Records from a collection
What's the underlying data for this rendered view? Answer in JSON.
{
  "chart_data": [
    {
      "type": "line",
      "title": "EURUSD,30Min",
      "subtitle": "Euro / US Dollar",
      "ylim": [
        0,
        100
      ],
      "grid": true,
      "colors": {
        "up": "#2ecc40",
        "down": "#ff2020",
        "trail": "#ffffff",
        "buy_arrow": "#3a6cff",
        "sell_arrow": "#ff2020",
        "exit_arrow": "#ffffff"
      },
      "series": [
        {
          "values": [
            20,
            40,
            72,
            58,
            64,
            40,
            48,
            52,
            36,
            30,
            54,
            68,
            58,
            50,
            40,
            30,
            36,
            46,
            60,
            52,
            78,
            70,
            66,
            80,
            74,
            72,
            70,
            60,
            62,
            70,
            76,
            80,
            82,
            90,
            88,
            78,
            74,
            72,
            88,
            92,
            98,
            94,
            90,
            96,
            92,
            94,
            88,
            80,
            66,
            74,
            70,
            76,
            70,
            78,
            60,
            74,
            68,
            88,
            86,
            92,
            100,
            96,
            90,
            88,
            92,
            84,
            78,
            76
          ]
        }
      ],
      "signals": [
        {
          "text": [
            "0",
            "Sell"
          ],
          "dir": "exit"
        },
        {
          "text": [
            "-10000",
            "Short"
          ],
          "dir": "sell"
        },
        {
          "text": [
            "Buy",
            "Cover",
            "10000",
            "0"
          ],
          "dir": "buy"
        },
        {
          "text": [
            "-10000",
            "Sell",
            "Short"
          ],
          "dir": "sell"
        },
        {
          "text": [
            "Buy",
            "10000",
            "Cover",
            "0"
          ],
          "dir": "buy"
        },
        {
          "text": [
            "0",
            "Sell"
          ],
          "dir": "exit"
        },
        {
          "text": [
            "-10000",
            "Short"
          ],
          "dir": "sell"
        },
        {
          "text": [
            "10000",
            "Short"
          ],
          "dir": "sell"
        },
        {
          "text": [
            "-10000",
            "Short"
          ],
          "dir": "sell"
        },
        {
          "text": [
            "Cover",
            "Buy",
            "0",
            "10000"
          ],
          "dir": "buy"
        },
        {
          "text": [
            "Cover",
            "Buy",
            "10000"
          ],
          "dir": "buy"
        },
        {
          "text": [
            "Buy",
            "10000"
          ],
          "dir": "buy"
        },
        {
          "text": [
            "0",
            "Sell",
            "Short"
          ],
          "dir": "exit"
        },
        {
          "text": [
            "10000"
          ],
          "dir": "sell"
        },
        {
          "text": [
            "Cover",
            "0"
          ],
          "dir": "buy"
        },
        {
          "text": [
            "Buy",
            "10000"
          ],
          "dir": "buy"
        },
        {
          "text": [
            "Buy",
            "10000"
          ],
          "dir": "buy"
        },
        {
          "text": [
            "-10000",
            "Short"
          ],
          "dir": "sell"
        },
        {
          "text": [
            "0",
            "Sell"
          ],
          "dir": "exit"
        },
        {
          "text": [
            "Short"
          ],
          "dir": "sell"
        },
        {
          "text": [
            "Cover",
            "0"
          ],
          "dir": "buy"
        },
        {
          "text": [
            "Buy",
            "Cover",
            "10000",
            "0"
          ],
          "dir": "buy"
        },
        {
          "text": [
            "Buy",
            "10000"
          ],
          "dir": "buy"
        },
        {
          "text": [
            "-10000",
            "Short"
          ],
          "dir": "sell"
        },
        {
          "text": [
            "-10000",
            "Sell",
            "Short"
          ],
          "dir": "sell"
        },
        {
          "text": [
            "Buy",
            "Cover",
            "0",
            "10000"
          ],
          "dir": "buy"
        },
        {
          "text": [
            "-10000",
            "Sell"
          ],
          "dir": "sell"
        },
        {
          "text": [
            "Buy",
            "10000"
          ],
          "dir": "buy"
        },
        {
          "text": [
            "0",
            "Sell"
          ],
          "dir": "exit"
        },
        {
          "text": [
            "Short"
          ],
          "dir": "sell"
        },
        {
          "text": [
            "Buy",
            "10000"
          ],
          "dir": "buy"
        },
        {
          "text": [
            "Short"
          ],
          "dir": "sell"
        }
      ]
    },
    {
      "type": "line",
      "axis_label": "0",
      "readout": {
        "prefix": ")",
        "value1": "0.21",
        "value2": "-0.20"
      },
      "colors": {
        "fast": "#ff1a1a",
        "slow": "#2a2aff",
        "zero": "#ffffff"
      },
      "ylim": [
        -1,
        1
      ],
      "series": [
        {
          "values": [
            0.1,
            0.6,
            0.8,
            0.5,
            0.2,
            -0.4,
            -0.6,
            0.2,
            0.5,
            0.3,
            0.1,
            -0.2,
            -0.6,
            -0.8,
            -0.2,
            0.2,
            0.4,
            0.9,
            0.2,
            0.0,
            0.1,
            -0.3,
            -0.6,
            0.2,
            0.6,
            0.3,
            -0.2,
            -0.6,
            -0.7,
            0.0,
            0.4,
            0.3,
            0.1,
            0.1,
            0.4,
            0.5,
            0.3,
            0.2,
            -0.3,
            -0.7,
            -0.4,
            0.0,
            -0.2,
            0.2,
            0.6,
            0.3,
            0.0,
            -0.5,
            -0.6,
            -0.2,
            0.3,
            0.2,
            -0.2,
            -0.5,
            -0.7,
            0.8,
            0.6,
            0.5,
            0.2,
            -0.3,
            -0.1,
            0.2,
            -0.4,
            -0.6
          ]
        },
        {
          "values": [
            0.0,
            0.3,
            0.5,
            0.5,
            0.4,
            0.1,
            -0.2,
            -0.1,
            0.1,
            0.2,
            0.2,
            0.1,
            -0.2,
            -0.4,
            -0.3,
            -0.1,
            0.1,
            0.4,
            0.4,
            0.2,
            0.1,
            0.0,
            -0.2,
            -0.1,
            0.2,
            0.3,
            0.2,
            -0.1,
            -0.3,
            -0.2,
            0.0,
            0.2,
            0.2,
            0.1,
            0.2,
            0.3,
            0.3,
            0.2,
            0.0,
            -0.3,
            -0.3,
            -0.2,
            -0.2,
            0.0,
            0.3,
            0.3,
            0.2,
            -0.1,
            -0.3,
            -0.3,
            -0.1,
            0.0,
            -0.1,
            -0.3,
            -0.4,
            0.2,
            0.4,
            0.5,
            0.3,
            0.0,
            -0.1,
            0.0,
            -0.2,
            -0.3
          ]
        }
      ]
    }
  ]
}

What is expected
Using the listing above, reproduce each line without omission.

Reply to the exercise
What's the underlying data for this rendered view? Answer in JSON.
{
  "chart_data": [
    {
      "type": "line",
      "title": "EURUSD,30Min",
      "subtitle": "Euro / US Dollar",
      "ylim": [
        0,
        100
      ],
      "grid": true,
      "colors": {
        "up": "#2ecc40",
        "down": "#ff2020",
        "trail": "#ffffff",
        "buy_arrow": "#3a6cff",
        "sell_arrow": "#ff2020",
        "exit_arrow": "#ffffff"
      },
      "series": [
        {
          "values": [
            20,
            40,
            72,
            58,
            64,
            40,
            48,
            52,
            36,
            30,
            54,
            68,
            58,
            50,
            40,
            30,
            36,
            46,
            60,
            52,
            78,
            70,
            66,
            80,
            74,
            72,
            70,
            60,
            62,
            70,
            76,
            80,
            82,
            90,
            88,
            78,
            74,
            72,
            88,
            92,
            98,
            94,
            90,
            96,
            92,
            94,
            88,
            80,
            66,
            74,
            70,
            76,
            70,
            78,
            60,
            74,
            68,
            88,
            86,
            92,
            100,
            96,
            90,
            88,
            92,
            84,
            78,
            76
          ]
        }
      ],
      "signals": [
        {
          "text": [
            "0",
            "Sell"
          ],
          "dir": "exit"
        },
        {
          "text": [
            "-10000",
            "Short"
          ],
          "dir": "sell"
        },
        {
          "text": [
            "Buy",
            "Cover",
            "10000",
            "0"
          ],
          "dir": "buy"
        },
        {
          "text": [
            "-10000",
            "Sell",
            "Short"
          ],
          "dir": "sell"
        },
        {
          "text": [
            "Buy",
            "10000",
            "Cover",
            "0"
          ],
          "dir": "buy"
        },
        {
          "text": [
            "0",
            "Sell"
          ],
          "dir": "exit"
        },
        {
          "text": [
            "-10000",
            "Short"
          ],
          "dir": "sell"
        },
        {
          "text": [
            "10000",
            "Short"
          ],
          "dir": "sell"
        },
        {
          "text": [
            "-10000",
            "Short"
          ],
          "dir": "sell"
        },
        {
          "text": [
            "Cover",
            "Buy",
            "0",
            "10000"
          ],
          "dir": "buy"
        },
        {
          "text": [
            "Cover",
            "Buy",
            "10000"
          ],
          "dir": "buy"
        },
        {
          "text": [
            "Buy",
            "10000"
          ],
          "dir": "buy"
        },
        {
          "text": [
            "0",
            "Sell",
            "Short"
          ],
          "dir": "exit"
        },
        {
          "text": [
            "10000"
          ],
          "dir": "sell"
        },
        {
          "text": [
            "Cover",
            "0"
          ],
          "dir": "buy"
        },
        {
          "text": [
            "Buy",
            "10000"
          ],
          "dir": "buy"
        },
        {
          "text": [
            "Buy",
            "10000"
          ],
          "dir": "buy"
        },
        {
          "text": [
            "-10000",
            "Short"
          ],
          "dir": "sell"
        },
        {
          "text": [
            "0",
            "Sell"
          ],
          "dir": "exit"
        },
        {
          "text": [
            "Short"
          ],
          "dir": "sell"
        },
        {
          "text": [
            "Cover",
            "0"
          ],
          "dir": "buy"
        },
        {
          "text": [
            "Buy",
            "Cover",
            "10000",
            "0"
          ],
          "dir": "buy"
        },
        {
          "text": [
            "Buy",
            "10000"
          ],
          "dir": "buy"
        },
        {
          "text": [
            "-10000",
            "Short"
          ],
          "dir": "sell"
        },
        {
          "text": [
            "-10000",
            "Sell",
            "Short"
          ],
          "dir": "sell"
        },
        {
          "text": [
            "Buy",
            "Cover",
            "0",
            "10000"
          ],
          "dir": "buy"
        },
        {
          "text": [
            "-10000",
            "Sell"
          ],
          "dir": "sell"
        },
        {
          "text": [
            "Buy",
            "10000"
          ],
          "dir": "buy"
        },
        {
          "text": [
            "0",
            "Sell"
          ],
          "dir": "exit"
        },
        {
          "text": [
            "Short"
          ],
          "dir": "sell"
        },
        {
          "text": [
            "Buy",
            "10000"
          ],
          "dir": "buy"
        },
        {
          "text": [
            "Short"
          ],
          "dir": "sell"
        }
      ]
    },
    {
      "type": "line",
      "axis_label": "0",
      "readout": {
        "prefix": ")",
        "value1": "0.21",
        "value2": "-0.20"
      },
      "colors": {
        "fast": "#ff1a1a",
        "slow": "#2a2aff",
        "zero": "#ffffff"
      },
      "ylim": [
        -1,
        1
      ],
      "series": [
        {
          "values": [
            0.1,
            0.6,
            0.8,
            0.5,
            0.2,
            -0.4,
            -0.6,
            0.2,
            0.5,
            0.3,
            0.1,
            -0.2,
            -0.6,
            -0.8,
            -0.2,
            0.2,
            0.4,
            0.9,
            0.2,
            0.0,
            0.1,
            -0.3,
            -0.6,
            0.2,
            0.6,
            0.3,
            -0.2,
            -0.6,
            -0.7,
            0.0,
            0.4,
            0.3,
            0.1,
            0.1,
            0.4,
            0.5,
            0.3,
            0.2,
            -0.3,
            -0.7,
            -0.4,
            0.0,
            -0.2,
            0.2,
            0.6,
            0.3,
            0.0,
            -0.5,
            -0.6,
            -0.2,
            0.3,
            0.2,
            -0.2,
            -0.5,
            -0.7,
            0.8,
            0.6,
            0.5,
            0.2,
            -0.3,
            -0.1,
            0.2,
            -0.4,
            -0.6
          ]
        },
        {
          "values": [
            0.0,
            0.3,
            0.5,
            0.5,
            0.4,
            0.1,
            -0.2,
            -0.1,
            0.1,
            0.2,
            0.2,
            0.1,
            -0.2,
            -0.4,
            -0.3,
            -0.1,
            0.1,
            0.4,
            0.4,
            0.2,
            0.1,
            0.0,
            -0.2,
            -0.1,
            0.2,
            0.3,
            0.2,
            -0.1,
            -0.3,
            -0.2,
            0.0,
            0.2,
            0.2,
            0.1,
            0.2,
            0.3,
            0.3,
            0.2,
            0.0,
            -0.3,
            -0.3,
            -0.2,
            -0.2,
            0.0,
            0.3,
            0.3,
            0.2,
            -0.1,
            -0.3,
            -0.3,
            -0.1,
            0.0,
            -0.1,
            -0.3,
            -0.4,
            0.2,
            0.4,
            0.5,
            0.3,
            0.0,
            -0.1,
            0.0,
            -0.2,
            -0.3
          ]
        }
      ]
    }
  ]
}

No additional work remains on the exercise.